*** Data entries

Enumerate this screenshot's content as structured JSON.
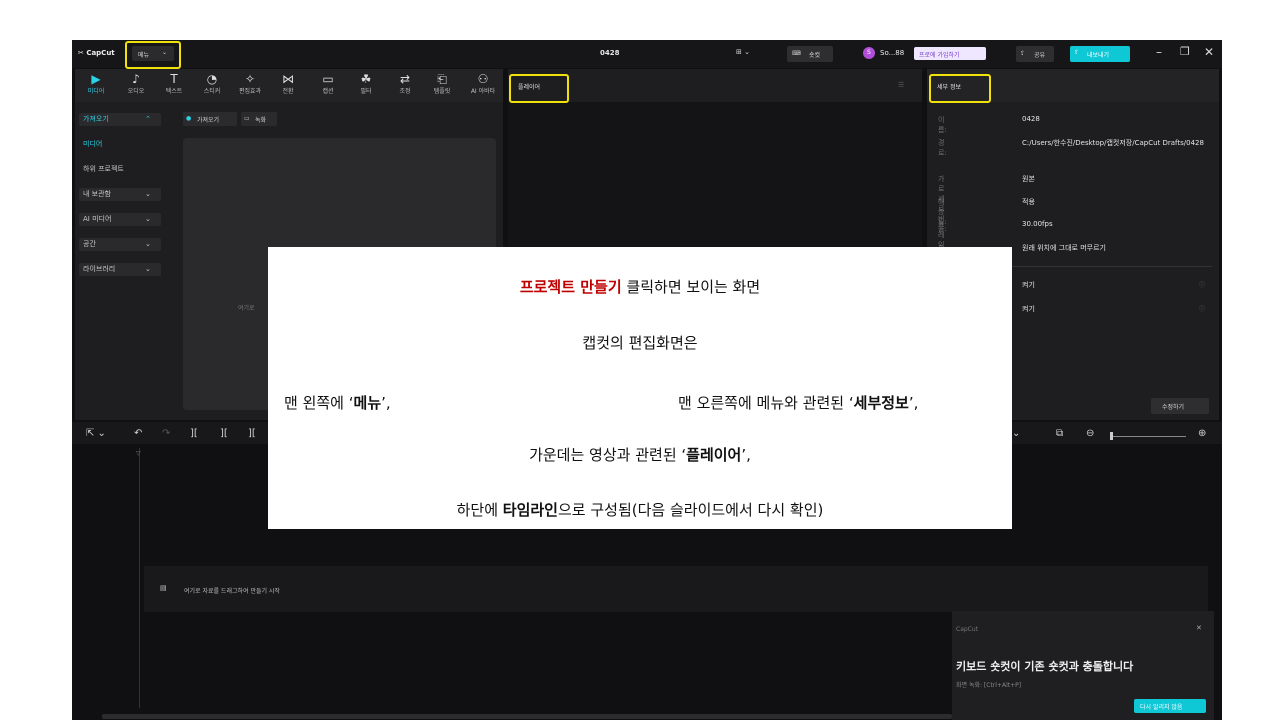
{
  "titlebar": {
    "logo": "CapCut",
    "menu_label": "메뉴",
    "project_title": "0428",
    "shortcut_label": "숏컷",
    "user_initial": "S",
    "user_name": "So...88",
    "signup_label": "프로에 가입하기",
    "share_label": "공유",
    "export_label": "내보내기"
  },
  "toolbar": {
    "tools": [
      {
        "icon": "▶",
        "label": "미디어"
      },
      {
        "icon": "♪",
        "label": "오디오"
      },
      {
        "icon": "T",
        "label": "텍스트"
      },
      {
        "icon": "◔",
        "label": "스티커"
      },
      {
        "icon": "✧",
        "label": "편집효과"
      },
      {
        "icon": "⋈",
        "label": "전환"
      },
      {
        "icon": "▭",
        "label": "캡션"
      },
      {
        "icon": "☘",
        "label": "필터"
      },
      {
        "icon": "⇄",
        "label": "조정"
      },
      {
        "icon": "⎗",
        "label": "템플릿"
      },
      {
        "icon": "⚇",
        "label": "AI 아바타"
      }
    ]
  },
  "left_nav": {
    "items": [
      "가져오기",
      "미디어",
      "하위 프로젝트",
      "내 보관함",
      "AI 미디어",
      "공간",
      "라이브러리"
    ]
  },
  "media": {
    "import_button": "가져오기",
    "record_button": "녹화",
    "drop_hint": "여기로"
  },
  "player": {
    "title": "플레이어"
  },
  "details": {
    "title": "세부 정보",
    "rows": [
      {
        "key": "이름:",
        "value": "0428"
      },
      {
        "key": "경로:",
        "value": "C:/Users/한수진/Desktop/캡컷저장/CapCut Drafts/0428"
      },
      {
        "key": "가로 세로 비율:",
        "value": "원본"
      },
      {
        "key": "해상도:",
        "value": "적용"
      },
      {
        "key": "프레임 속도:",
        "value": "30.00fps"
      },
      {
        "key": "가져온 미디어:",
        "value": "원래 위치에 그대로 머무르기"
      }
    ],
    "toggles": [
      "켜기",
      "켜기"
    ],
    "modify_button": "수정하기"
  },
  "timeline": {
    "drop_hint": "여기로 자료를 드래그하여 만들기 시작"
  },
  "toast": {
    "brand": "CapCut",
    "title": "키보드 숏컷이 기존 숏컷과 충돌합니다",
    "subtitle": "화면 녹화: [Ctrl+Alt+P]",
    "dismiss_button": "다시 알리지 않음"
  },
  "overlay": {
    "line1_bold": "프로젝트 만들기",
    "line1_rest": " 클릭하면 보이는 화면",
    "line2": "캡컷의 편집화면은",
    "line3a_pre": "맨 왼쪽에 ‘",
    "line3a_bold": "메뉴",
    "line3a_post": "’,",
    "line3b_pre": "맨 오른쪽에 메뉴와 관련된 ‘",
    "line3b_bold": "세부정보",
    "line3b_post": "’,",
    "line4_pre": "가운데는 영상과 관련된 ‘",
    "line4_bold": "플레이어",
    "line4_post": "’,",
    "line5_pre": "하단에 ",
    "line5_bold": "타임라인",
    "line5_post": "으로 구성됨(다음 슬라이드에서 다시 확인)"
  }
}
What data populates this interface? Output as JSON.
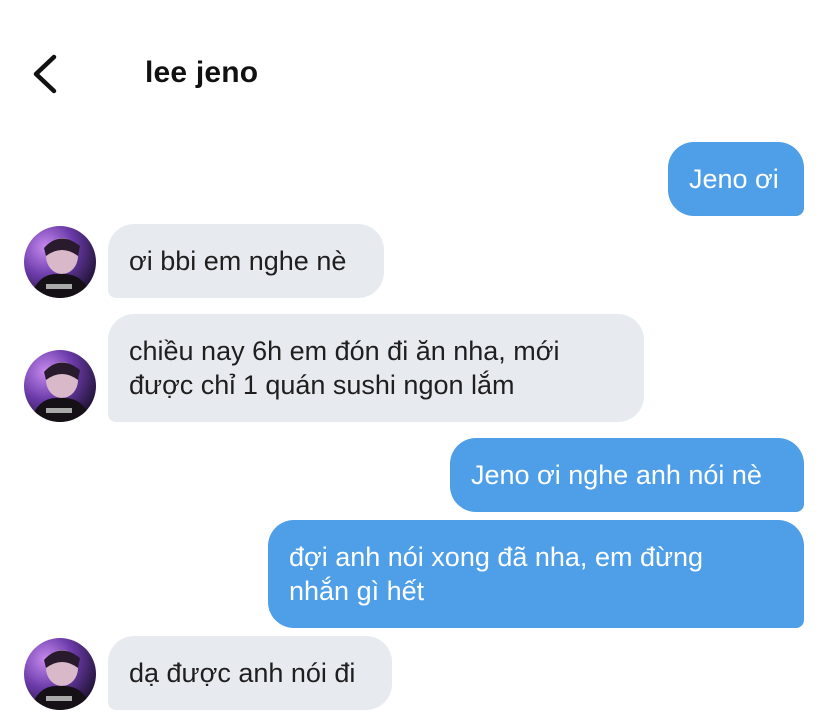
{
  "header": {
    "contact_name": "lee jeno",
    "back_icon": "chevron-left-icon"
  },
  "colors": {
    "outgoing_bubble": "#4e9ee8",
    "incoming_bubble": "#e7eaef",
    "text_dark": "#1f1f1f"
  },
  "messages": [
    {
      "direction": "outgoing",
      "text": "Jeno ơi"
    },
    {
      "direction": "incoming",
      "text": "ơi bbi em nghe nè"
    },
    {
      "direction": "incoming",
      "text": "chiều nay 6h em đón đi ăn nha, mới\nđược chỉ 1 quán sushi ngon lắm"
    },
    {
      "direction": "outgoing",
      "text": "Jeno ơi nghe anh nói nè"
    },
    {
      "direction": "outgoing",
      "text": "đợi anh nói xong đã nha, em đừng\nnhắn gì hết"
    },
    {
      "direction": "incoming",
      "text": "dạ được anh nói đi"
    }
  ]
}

******

## Work required
Beginning with the line that contains "What data populates" and ending with the last line of the data above, output those lines exactly and nothing more, without any pictures.

## Reply
What data populates this interface? Output as JSON.
{
  "header": {
    "contact_name": "lee jeno",
    "back_icon": "chevron-left-icon"
  },
  "colors": {
    "outgoing_bubble": "#4e9ee8",
    "incoming_bubble": "#e7eaef",
    "text_dark": "#1f1f1f"
  },
  "messages": [
    {
      "direction": "outgoing",
      "text": "Jeno ơi"
    },
    {
      "direction": "incoming",
      "text": "ơi bbi em nghe nè"
    },
    {
      "direction": "incoming",
      "text": "chiều nay 6h em đón đi ăn nha, mới\nđược chỉ 1 quán sushi ngon lắm"
    },
    {
      "direction": "outgoing",
      "text": "Jeno ơi nghe anh nói nè"
    },
    {
      "direction": "outgoing",
      "text": "đợi anh nói xong đã nha, em đừng\nnhắn gì hết"
    },
    {
      "direction": "incoming",
      "text": "dạ được anh nói đi"
    }
  ]
}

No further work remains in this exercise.